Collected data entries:
## start
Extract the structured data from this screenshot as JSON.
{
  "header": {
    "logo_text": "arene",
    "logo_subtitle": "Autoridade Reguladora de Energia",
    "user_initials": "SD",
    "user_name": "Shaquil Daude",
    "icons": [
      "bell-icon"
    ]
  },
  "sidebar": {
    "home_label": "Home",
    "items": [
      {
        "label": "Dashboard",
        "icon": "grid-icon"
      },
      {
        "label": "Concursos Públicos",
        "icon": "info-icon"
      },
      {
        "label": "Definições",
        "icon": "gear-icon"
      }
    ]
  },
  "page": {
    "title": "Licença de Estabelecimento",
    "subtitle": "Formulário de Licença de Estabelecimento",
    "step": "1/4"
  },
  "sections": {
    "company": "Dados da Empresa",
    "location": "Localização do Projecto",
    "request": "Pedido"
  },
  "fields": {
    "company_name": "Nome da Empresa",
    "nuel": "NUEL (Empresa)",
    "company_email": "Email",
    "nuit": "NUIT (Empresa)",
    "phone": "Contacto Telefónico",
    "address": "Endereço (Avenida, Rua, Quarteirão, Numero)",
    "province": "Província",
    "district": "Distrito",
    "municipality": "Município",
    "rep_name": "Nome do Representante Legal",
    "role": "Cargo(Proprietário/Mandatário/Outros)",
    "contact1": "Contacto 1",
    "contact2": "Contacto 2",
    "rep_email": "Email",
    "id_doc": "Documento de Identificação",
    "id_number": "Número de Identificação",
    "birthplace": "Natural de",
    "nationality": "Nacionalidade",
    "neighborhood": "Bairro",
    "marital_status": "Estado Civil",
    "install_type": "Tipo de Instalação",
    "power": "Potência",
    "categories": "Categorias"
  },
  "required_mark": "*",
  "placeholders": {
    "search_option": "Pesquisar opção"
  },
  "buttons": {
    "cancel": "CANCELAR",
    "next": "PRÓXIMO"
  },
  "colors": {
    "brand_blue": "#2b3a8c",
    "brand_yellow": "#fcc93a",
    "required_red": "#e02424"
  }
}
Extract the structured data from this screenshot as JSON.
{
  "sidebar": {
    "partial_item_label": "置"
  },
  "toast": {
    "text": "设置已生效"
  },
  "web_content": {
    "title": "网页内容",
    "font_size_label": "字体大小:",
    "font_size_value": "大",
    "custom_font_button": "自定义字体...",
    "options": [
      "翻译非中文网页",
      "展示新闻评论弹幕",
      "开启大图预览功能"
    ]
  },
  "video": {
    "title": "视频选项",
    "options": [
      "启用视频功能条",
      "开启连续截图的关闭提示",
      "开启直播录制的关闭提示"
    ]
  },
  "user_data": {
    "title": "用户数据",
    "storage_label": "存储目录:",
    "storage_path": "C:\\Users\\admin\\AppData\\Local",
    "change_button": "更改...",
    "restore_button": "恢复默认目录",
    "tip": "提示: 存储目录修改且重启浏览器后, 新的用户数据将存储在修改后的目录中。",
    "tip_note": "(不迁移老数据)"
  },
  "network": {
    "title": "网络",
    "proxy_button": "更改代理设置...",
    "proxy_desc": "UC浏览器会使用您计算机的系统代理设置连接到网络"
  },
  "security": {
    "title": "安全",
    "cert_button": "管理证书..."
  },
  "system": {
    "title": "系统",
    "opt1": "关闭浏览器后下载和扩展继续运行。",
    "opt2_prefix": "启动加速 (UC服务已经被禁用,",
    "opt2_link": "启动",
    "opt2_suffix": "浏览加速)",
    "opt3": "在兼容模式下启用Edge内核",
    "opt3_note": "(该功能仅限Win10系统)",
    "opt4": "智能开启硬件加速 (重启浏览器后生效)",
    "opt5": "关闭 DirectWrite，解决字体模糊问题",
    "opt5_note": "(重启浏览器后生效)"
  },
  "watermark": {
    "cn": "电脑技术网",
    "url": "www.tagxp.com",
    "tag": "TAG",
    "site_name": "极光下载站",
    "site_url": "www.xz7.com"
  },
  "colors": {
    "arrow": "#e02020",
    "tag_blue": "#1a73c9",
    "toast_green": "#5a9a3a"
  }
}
## end
YOUR OBJECTIVE:
Repeat every line of the material exactly as given.

TASK RESPONSE:
Extract the structured data from this screenshot as JSON.
{
  "header": {
    "logo_text": "arene",
    "logo_subtitle": "Autoridade Reguladora de Energia",
    "user_initials": "SD",
    "user_name": "Shaquil Daude",
    "icons": [
      "bell-icon"
    ]
  },
  "sidebar": {
    "home_label": "Home",
    "items": [
      {
        "label": "Dashboard",
        "icon": "grid-icon"
      },
      {
        "label": "Concursos Públicos",
        "icon": "info-icon"
      },
      {
        "label": "Definições",
        "icon": "gear-icon"
      }
    ]
  },
  "page": {
    "title": "Licença de Estabelecimento",
    "subtitle": "Formulário de Licença de Estabelecimento",
    "step": "1/4"
  },
  "sections": {
    "company": "Dados da Empresa",
    "location": "Localização do Projecto",
    "request": "Pedido"
  },
  "fields": {
    "company_name": "Nome da Empresa",
    "nuel": "NUEL (Empresa)",
    "company_email": "Email",
    "nuit": "NUIT (Empresa)",
    "phone": "Contacto Telefónico",
    "address": "Endereço (Avenida, Rua, Quarteirão, Numero)",
    "province": "Província",
    "district": "Distrito",
    "municipality": "Município",
    "rep_name": "Nome do Representante Legal",
    "role": "Cargo(Proprietário/Mandatário/Outros)",
    "contact1": "Contacto 1",
    "contact2": "Contacto 2",
    "rep_email": "Email",
    "id_doc": "Documento de Identificação",
    "id_number": "Número de Identificação",
    "birthplace": "Natural de",
    "nationality": "Nacionalidade",
    "neighborhood": "Bairro",
    "marital_status": "Estado Civil",
    "install_type": "Tipo de Instalação",
    "power": "Potência",
    "categories": "Categorias"
  },
  "required_mark": "*",
  "placeholders": {
    "search_option": "Pesquisar opção"
  },
  "buttons": {
    "cancel": "CANCELAR",
    "next": "PRÓXIMO"
  },
  "colors": {
    "brand_blue": "#2b3a8c",
    "brand_yellow": "#fcc93a",
    "required_red": "#e02424"
  }
}
Extract the structured data from this screenshot as JSON.
{
  "sidebar": {
    "partial_item_label": "置"
  },
  "toast": {
    "text": "设置已生效"
  },
  "web_content": {
    "title": "网页内容",
    "font_size_label": "字体大小:",
    "font_size_value": "大",
    "custom_font_button": "自定义字体...",
    "options": [
      "翻译非中文网页",
      "展示新闻评论弹幕",
      "开启大图预览功能"
    ]
  },
  "video": {
    "title": "视频选项",
    "options": [
      "启用视频功能条",
      "开启连续截图的关闭提示",
      "开启直播录制的关闭提示"
    ]
  },
  "user_data": {
    "title": "用户数据",
    "storage_label": "存储目录:",
    "storage_path": "C:\\Users\\admin\\AppData\\Local",
    "change_button": "更改...",
    "restore_button": "恢复默认目录",
    "tip": "提示: 存储目录修改且重启浏览器后, 新的用户数据将存储在修改后的目录中。",
    "tip_note": "(不迁移老数据)"
  },
  "network": {
    "title": "网络",
    "proxy_button": "更改代理设置...",
    "proxy_desc": "UC浏览器会使用您计算机的系统代理设置连接到网络"
  },
  "security": {
    "title": "安全",
    "cert_button": "管理证书..."
  },
  "system": {
    "title": "系统",
    "opt1": "关闭浏览器后下载和扩展继续运行。",
    "opt2_prefix": "启动加速 (UC服务已经被禁用,",
    "opt2_link": "启动",
    "opt2_suffix": "浏览加速)",
    "opt3": "在兼容模式下启用Edge内核",
    "opt3_note": "(该功能仅限Win10系统)",
    "opt4": "智能开启硬件加速 (重启浏览器后生效)",
    "opt5": "关闭 DirectWrite，解决字体模糊问题",
    "opt5_note": "(重启浏览器后生效)"
  },
  "watermark": {
    "cn": "电脑技术网",
    "url": "www.tagxp.com",
    "tag": "TAG",
    "site_name": "极光下载站",
    "site_url": "www.xz7.com"
  },
  "colors": {
    "arrow": "#e02020",
    "tag_blue": "#1a73c9",
    "toast_green": "#5a9a3a"
  }
}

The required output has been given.